>> begin ROWS

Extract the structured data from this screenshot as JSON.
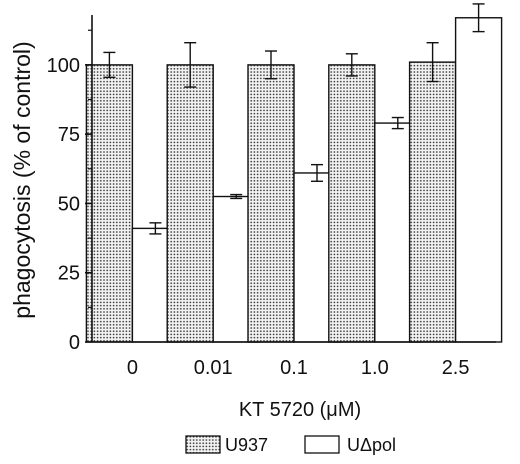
{
  "chart_data": {
    "type": "bar",
    "xlabel": "KT 5720 (μM)",
    "ylabel": "phagocytosis (% of control)",
    "categories": [
      "0",
      "0.01",
      "0.1",
      "1.0",
      "2.5"
    ],
    "ylim": [
      0,
      118
    ],
    "yticks": [
      0,
      25,
      50,
      75,
      100
    ],
    "grid": false,
    "legend_position": "bottom-center",
    "series": [
      {
        "name": "U937",
        "values": [
          100,
          100,
          100,
          100,
          101
        ],
        "errors": [
          4.5,
          8,
          5,
          4,
          7
        ],
        "fill": "pattern-dots"
      },
      {
        "name": "UΔpol",
        "values": [
          41,
          52.5,
          61,
          79,
          117
        ],
        "errors": [
          2,
          0.7,
          3,
          2,
          5
        ],
        "fill": "#ffffff"
      }
    ],
    "colors": {
      "stroke": "#111111",
      "dot_fill": "#3a3a3a",
      "bar_background": "#f2f2f2"
    }
  }
}
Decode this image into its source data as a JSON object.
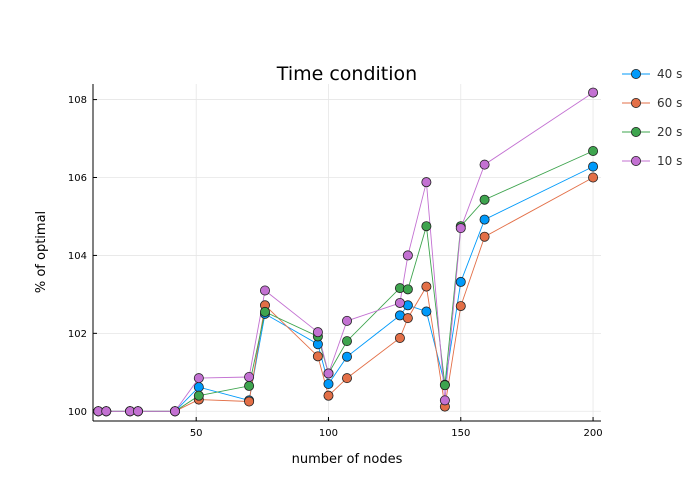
{
  "chart_data": {
    "type": "line",
    "title": "Time condition",
    "xlabel": "number of nodes",
    "ylabel": "% of optimal",
    "xlim": [
      11,
      203
    ],
    "ylim": [
      99.75,
      108.4
    ],
    "xticks": [
      50,
      100,
      150,
      200
    ],
    "yticks": [
      100,
      102,
      104,
      106,
      108
    ],
    "grid": true,
    "legend_position": "top-right",
    "x": [
      13,
      16,
      25,
      28,
      42,
      51,
      70,
      76,
      96,
      100,
      107,
      127,
      130,
      137,
      144,
      150,
      159,
      200
    ],
    "series": [
      {
        "name": "40 s",
        "color": "#009AFA",
        "values": [
          100,
          100,
          100,
          100,
          100,
          100.62,
          100.28,
          102.5,
          101.72,
          100.7,
          101.4,
          102.46,
          102.72,
          102.56,
          100.68,
          103.32,
          104.92,
          106.28
        ]
      },
      {
        "name": "60 s",
        "color": "#E36F47",
        "values": [
          100,
          100,
          100,
          100,
          100,
          100.3,
          100.25,
          102.72,
          101.41,
          100.4,
          100.85,
          101.88,
          102.39,
          103.2,
          100.12,
          102.7,
          104.48,
          106.0
        ]
      },
      {
        "name": "20 s",
        "color": "#3EA44E",
        "values": [
          100,
          100,
          100,
          100,
          100,
          100.4,
          100.65,
          102.55,
          101.92,
          100.97,
          101.8,
          103.16,
          103.13,
          104.75,
          100.67,
          104.75,
          105.43,
          106.68
        ]
      },
      {
        "name": "10 s",
        "color": "#C371D2",
        "values": [
          100,
          100,
          100,
          100,
          100,
          100.85,
          100.88,
          103.1,
          102.03,
          100.97,
          102.32,
          102.78,
          104.0,
          105.88,
          100.28,
          104.7,
          106.33,
          108.18
        ]
      }
    ]
  }
}
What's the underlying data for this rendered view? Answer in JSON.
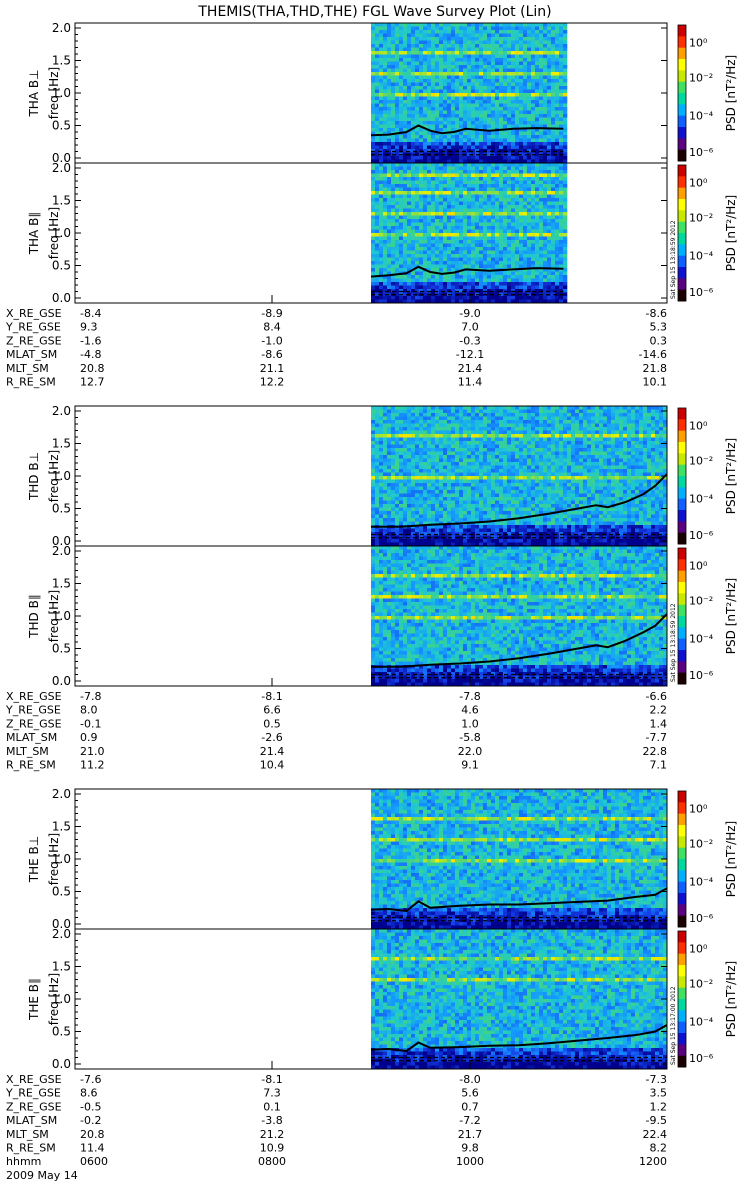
{
  "title": "THEMIS(THA,THD,THE) FGL Wave Survey Plot (Lin)",
  "colorbar_label": "PSD [nT²/Hz]",
  "colorbar_ticks": [
    "10⁰",
    "10⁻²",
    "10⁻⁴",
    "10⁻⁶"
  ],
  "colorbar_tick_exponents": [
    0,
    -2,
    -4,
    -6
  ],
  "colorbar_colors": [
    "#1a0000",
    "#5a0080",
    "#1010d0",
    "#1060ff",
    "#00b0ff",
    "#00d8a0",
    "#40e060",
    "#c8e800",
    "#ffff00",
    "#ffa000",
    "#ff3000",
    "#cc0000"
  ],
  "probes": [
    {
      "panels": [
        {
          "label": "THA B⊥",
          "ylabel": "freq [Hz]",
          "data_start": 0.5,
          "data_end": 0.825,
          "trace_x": [
            0.5,
            0.53,
            0.56,
            0.58,
            0.6,
            0.62,
            0.64,
            0.66,
            0.7,
            0.74,
            0.78,
            0.825
          ],
          "trace_y": [
            0.35,
            0.36,
            0.4,
            0.5,
            0.42,
            0.38,
            0.4,
            0.45,
            0.42,
            0.45,
            0.46,
            0.45
          ],
          "bright_lines": [
            1.0,
            1.33,
            1.67
          ]
        },
        {
          "label": "THA B∥",
          "ylabel": "freq [Hz]",
          "data_start": 0.5,
          "data_end": 0.825,
          "trace_x": [
            0.5,
            0.53,
            0.56,
            0.58,
            0.6,
            0.62,
            0.64,
            0.66,
            0.7,
            0.74,
            0.78,
            0.825
          ],
          "trace_y": [
            0.33,
            0.35,
            0.38,
            0.48,
            0.4,
            0.37,
            0.39,
            0.44,
            0.42,
            0.44,
            0.46,
            0.45
          ],
          "bright_lines": [
            1.0,
            1.33,
            1.67,
            1.9
          ],
          "stamp": "Sat Sep 15 13:18:59 2012"
        }
      ],
      "ephemeris": [
        {
          "name": "X_RE_GSE",
          "values": [
            "-8.4",
            "-8.9",
            "-9.0",
            "-8.6"
          ]
        },
        {
          "name": "Y_RE_GSE",
          "values": [
            "9.3",
            "8.4",
            "7.0",
            "5.3"
          ]
        },
        {
          "name": "Z_RE_GSE",
          "values": [
            "-1.6",
            "-1.0",
            "-0.3",
            "0.3"
          ]
        },
        {
          "name": "MLAT_SM",
          "values": [
            "-4.8",
            "-8.6",
            "-12.1",
            "-14.6"
          ]
        },
        {
          "name": "MLT_SM",
          "values": [
            "20.8",
            "21.1",
            "21.4",
            "21.8"
          ]
        },
        {
          "name": "R_RE_SM",
          "values": [
            "12.7",
            "12.2",
            "11.4",
            "10.1"
          ]
        }
      ]
    },
    {
      "panels": [
        {
          "label": "THD B⊥",
          "ylabel": "freq [Hz]",
          "data_start": 0.5,
          "data_end": 1.0,
          "trace_x": [
            0.5,
            0.55,
            0.6,
            0.65,
            0.7,
            0.75,
            0.8,
            0.85,
            0.88,
            0.9,
            0.93,
            0.96,
            0.98,
            1.0
          ],
          "trace_y": [
            0.22,
            0.22,
            0.25,
            0.27,
            0.3,
            0.35,
            0.42,
            0.5,
            0.55,
            0.52,
            0.6,
            0.72,
            0.85,
            1.03
          ],
          "bright_lines": [
            1.0,
            1.67
          ]
        },
        {
          "label": "THD B∥",
          "ylabel": "freq [Hz]",
          "data_start": 0.5,
          "data_end": 1.0,
          "trace_x": [
            0.5,
            0.55,
            0.6,
            0.65,
            0.7,
            0.75,
            0.8,
            0.85,
            0.88,
            0.9,
            0.93,
            0.96,
            0.98,
            1.0
          ],
          "trace_y": [
            0.22,
            0.22,
            0.25,
            0.27,
            0.3,
            0.35,
            0.42,
            0.5,
            0.55,
            0.52,
            0.62,
            0.75,
            0.85,
            1.03
          ],
          "bright_lines": [
            1.67,
            1.33,
            1.0
          ],
          "stamp": "Sat Sep 15 13:18:59 2012"
        }
      ],
      "ephemeris": [
        {
          "name": "X_RE_GSE",
          "values": [
            "-7.8",
            "-8.1",
            "-7.8",
            "-6.6"
          ]
        },
        {
          "name": "Y_RE_GSE",
          "values": [
            "8.0",
            "6.6",
            "4.6",
            "2.2"
          ]
        },
        {
          "name": "Z_RE_GSE",
          "values": [
            "-0.1",
            "0.5",
            "1.0",
            "1.4"
          ]
        },
        {
          "name": "MLAT_SM",
          "values": [
            "0.9",
            "-2.6",
            "-5.8",
            "-7.7"
          ]
        },
        {
          "name": "MLT_SM",
          "values": [
            "21.0",
            "21.4",
            "22.0",
            "22.8"
          ]
        },
        {
          "name": "R_RE_SM",
          "values": [
            "11.2",
            "10.4",
            "9.1",
            "7.1"
          ]
        }
      ]
    },
    {
      "panels": [
        {
          "label": "THE B⊥",
          "ylabel": "freq [Hz]",
          "data_start": 0.5,
          "data_end": 1.0,
          "trace_x": [
            0.5,
            0.53,
            0.56,
            0.58,
            0.6,
            0.65,
            0.7,
            0.75,
            0.8,
            0.85,
            0.9,
            0.95,
            0.98,
            1.0
          ],
          "trace_y": [
            0.22,
            0.23,
            0.2,
            0.35,
            0.25,
            0.28,
            0.3,
            0.3,
            0.32,
            0.34,
            0.36,
            0.42,
            0.45,
            0.55
          ],
          "bright_lines": [
            1.0,
            1.33,
            1.67
          ]
        },
        {
          "label": "THE B∥",
          "ylabel": "freq [Hz]",
          "data_start": 0.5,
          "data_end": 1.0,
          "trace_x": [
            0.5,
            0.53,
            0.56,
            0.58,
            0.6,
            0.65,
            0.7,
            0.75,
            0.8,
            0.85,
            0.9,
            0.95,
            0.98,
            1.0
          ],
          "trace_y": [
            0.22,
            0.23,
            0.2,
            0.33,
            0.25,
            0.26,
            0.28,
            0.29,
            0.32,
            0.36,
            0.4,
            0.45,
            0.5,
            0.6
          ],
          "bright_lines": [
            1.67,
            1.33
          ],
          "stamp": "Sat Sep 15 13:17:00 2012"
        }
      ],
      "ephemeris": [
        {
          "name": "X_RE_GSE",
          "values": [
            "-7.6",
            "-8.1",
            "-8.0",
            "-7.3"
          ]
        },
        {
          "name": "Y_RE_GSE",
          "values": [
            "8.6",
            "7.3",
            "5.6",
            "3.5"
          ]
        },
        {
          "name": "Z_RE_GSE",
          "values": [
            "-0.5",
            "0.1",
            "0.7",
            "1.2"
          ]
        },
        {
          "name": "MLAT_SM",
          "values": [
            "-0.2",
            "-3.8",
            "-7.2",
            "-9.5"
          ]
        },
        {
          "name": "MLT_SM",
          "values": [
            "20.8",
            "21.2",
            "21.7",
            "22.4"
          ]
        },
        {
          "name": "R_RE_SM",
          "values": [
            "11.4",
            "10.9",
            "9.8",
            "8.2"
          ]
        }
      ],
      "time_row": {
        "name": "hhmm",
        "values": [
          "0600",
          "0800",
          "1000",
          "1200"
        ]
      },
      "date": "2009 May 14"
    }
  ],
  "chart_data": {
    "type": "heatmap",
    "title": "THEMIS(THA,THD,THE) FGL Wave Survey Plot (Lin)",
    "xlabel": "hhmm",
    "x_ticks": [
      "0600",
      "0800",
      "1000",
      "1200"
    ],
    "xlim": [
      "0600",
      "1200"
    ],
    "date": "2009 May 14",
    "y_ticks": [
      0.0,
      0.5,
      1.0,
      1.5,
      2.0
    ],
    "ylim": [
      0,
      2.0
    ],
    "colorbar": {
      "label": "PSD [nT²/Hz]",
      "scale": "log",
      "ticks": [
        "10⁰",
        "10⁻²",
        "10⁻⁴",
        "10⁻⁶"
      ]
    },
    "series": [
      {
        "name": "THA B⊥"
      },
      {
        "name": "THA B∥"
      },
      {
        "name": "THD B⊥"
      },
      {
        "name": "THD B∥"
      },
      {
        "name": "THE B⊥"
      },
      {
        "name": "THE B∥"
      }
    ]
  }
}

>> end ROWS

WHAT YOU SHOULD DO — Return from the data every line that holds "this".

FINISHED ANSWER —
Extract the structured data from this screenshot as JSON.
Decode this image into its source data as a JSON object.
What's the underlying data for this rendered view? Answer in JSON.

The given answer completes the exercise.